# AIM OF THE EXERCISE
Return all entries precisely as they stand, without the images.

======== SUPPLIED MATERIAL

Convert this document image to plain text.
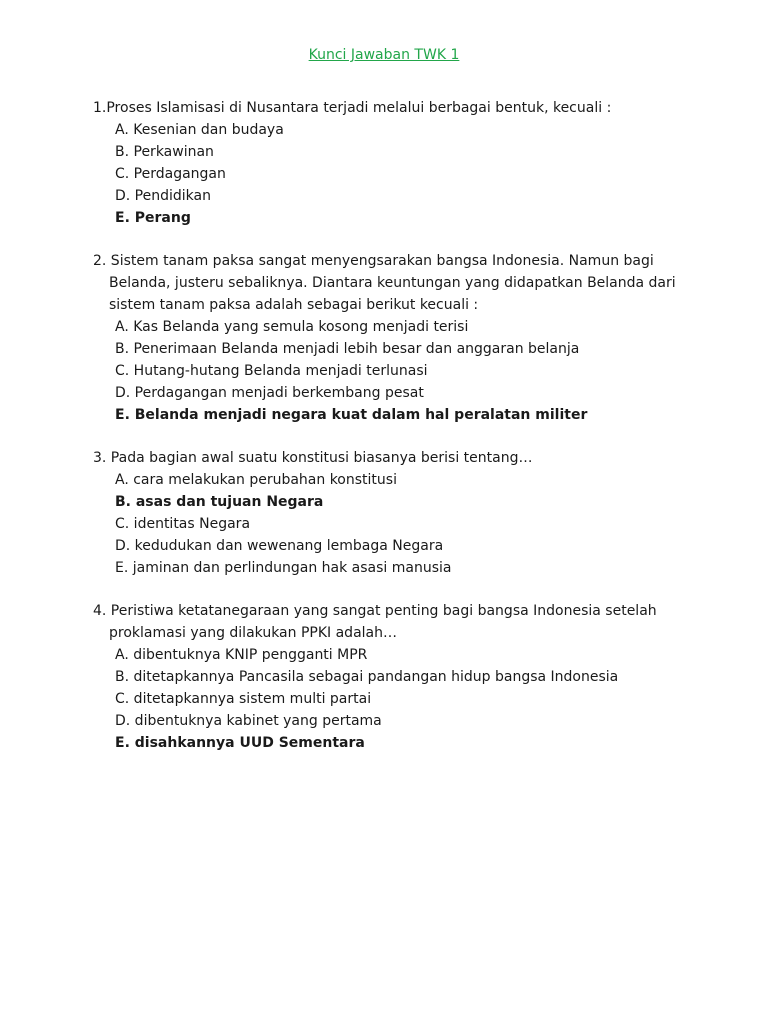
Kunci Jawaban TWK 1
1.Proses Islamisasi di Nusantara terjadi melalui berbagai bentuk, kecuali :
A. Kesenian dan budaya
B. Perkawinan
C. Perdagangan
D. Pendidikan
E. Perang
2. Sistem tanam paksa sangat menyengsarakan bangsa Indonesia. Namun bagi
Belanda, justeru sebaliknya. Diantara keuntungan yang didapatkan Belanda dari
sistem tanam paksa adalah sebagai berikut kecuali :
A. Kas Belanda yang semula kosong menjadi terisi
B. Penerimaan Belanda menjadi lebih besar dan anggaran belanja
C. Hutang-hutang Belanda menjadi terlunasi
D. Perdagangan menjadi berkembang pesat
E. Belanda menjadi negara kuat dalam hal peralatan militer
3. Pada bagian awal suatu konstitusi biasanya berisi tentang…
A. cara melakukan perubahan konstitusi
B. asas dan tujuan Negara
C. identitas Negara
D. kedudukan dan wewenang lembaga Negara
E. jaminan dan perlindungan hak asasi manusia
4. Peristiwa ketatanegaraan yang sangat penting bagi bangsa Indonesia setelah
proklamasi yang dilakukan PPKI adalah…
A. dibentuknya KNIP pengganti MPR
B. ditetapkannya Pancasila sebagai pandangan hidup bangsa Indonesia
C. ditetapkannya sistem multi partai
D. dibentuknya kabinet yang pertama
E. disahkannya UUD Sementara
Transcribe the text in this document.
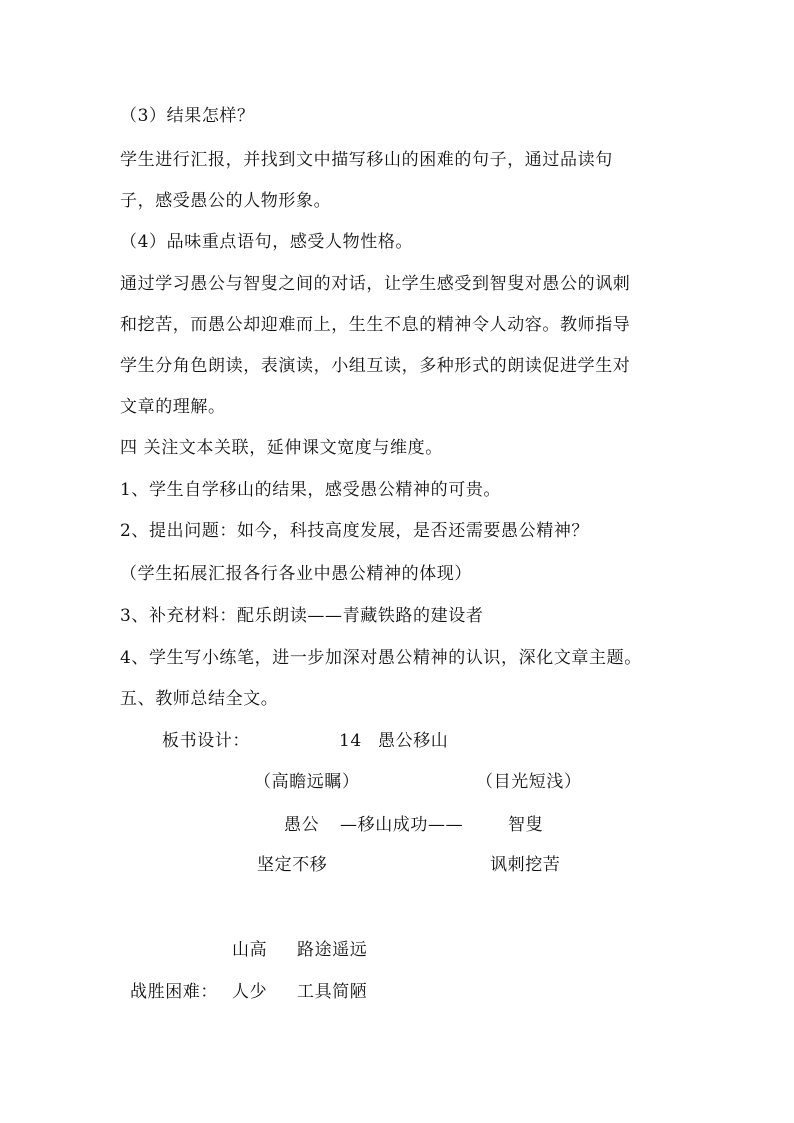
（3）结果怎样？
学生进行汇报，并找到文中描写移山的困难的句子，通过品读句
子，感受愚公的人物形象。
（4）品味重点语句，感受人物性格。
通过学习愚公与智叟之间的对话，让学生感受到智叟对愚公的讽刺
和挖苦，而愚公却迎难而上，生生不息的精神令人动容。教师指导
学生分角色朗读，表演读，小组互读，多种形式的朗读促进学生对
文章的理解。
四 关注文本关联，延伸课文宽度与维度。
1、学生自学移山的结果，感受愚公精神的可贵。
2、提出问题：如今，科技高度发展，是否还需要愚公精神？
（学生拓展汇报各行各业中愚公精神的体现）
3、补充材料：配乐朗读——青藏铁路的建设者
4、学生写小练笔，进一步加深对愚公精神的认识，深化文章主题。
五、教师总结全文。
板书设计：	14 愚公移山
（高瞻远瞩）	（目光短浅）
愚公 —移山成功——	智叟
坚定不移	讽刺挖苦
山高 路途遥远
战胜困难： 人少 工具简陋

================

# RESPONSE TO THIS TASK
Convert this document image to plain text.
Kunci Jawaban TWK 1
1.Proses Islamisasi di Nusantara terjadi melalui berbagai bentuk, kecuali :
A. Kesenian dan budaya
B. Perkawinan
C. Perdagangan
D. Pendidikan
E. Perang
2. Sistem tanam paksa sangat menyengsarakan bangsa Indonesia. Namun bagi
Belanda, justeru sebaliknya. Diantara keuntungan yang didapatkan Belanda dari
sistem tanam paksa adalah sebagai berikut kecuali :
A. Kas Belanda yang semula kosong menjadi terisi
B. Penerimaan Belanda menjadi lebih besar dan anggaran belanja
C. Hutang-hutang Belanda menjadi terlunasi
D. Perdagangan menjadi berkembang pesat
E. Belanda menjadi negara kuat dalam hal peralatan militer
3. Pada bagian awal suatu konstitusi biasanya berisi tentang…
A. cara melakukan perubahan konstitusi
B. asas dan tujuan Negara
C. identitas Negara
D. kedudukan dan wewenang lembaga Negara
E. jaminan dan perlindungan hak asasi manusia
4. Peristiwa ketatanegaraan yang sangat penting bagi bangsa Indonesia setelah
proklamasi yang dilakukan PPKI adalah…
A. dibentuknya KNIP pengganti MPR
B. ditetapkannya Pancasila sebagai pandangan hidup bangsa Indonesia
C. ditetapkannya sistem multi partai
D. dibentuknya kabinet yang pertama
E. disahkannya UUD Sementara
Transcribe the text in this document.
（3）结果怎样？
学生进行汇报，并找到文中描写移山的困难的句子，通过品读句
子，感受愚公的人物形象。
（4）品味重点语句，感受人物性格。
通过学习愚公与智叟之间的对话，让学生感受到智叟对愚公的讽刺
和挖苦，而愚公却迎难而上，生生不息的精神令人动容。教师指导
学生分角色朗读，表演读，小组互读，多种形式的朗读促进学生对
文章的理解。
四 关注文本关联，延伸课文宽度与维度。
1、学生自学移山的结果，感受愚公精神的可贵。
2、提出问题：如今，科技高度发展，是否还需要愚公精神？
（学生拓展汇报各行各业中愚公精神的体现）
3、补充材料：配乐朗读——青藏铁路的建设者
4、学生写小练笔，进一步加深对愚公精神的认识，深化文章主题。
五、教师总结全文。
板书设计：	14 愚公移山
（高瞻远瞩）	（目光短浅）
愚公 —移山成功——	智叟
坚定不移	讽刺挖苦
山高 路途遥远
战胜困难： 人少 工具简陋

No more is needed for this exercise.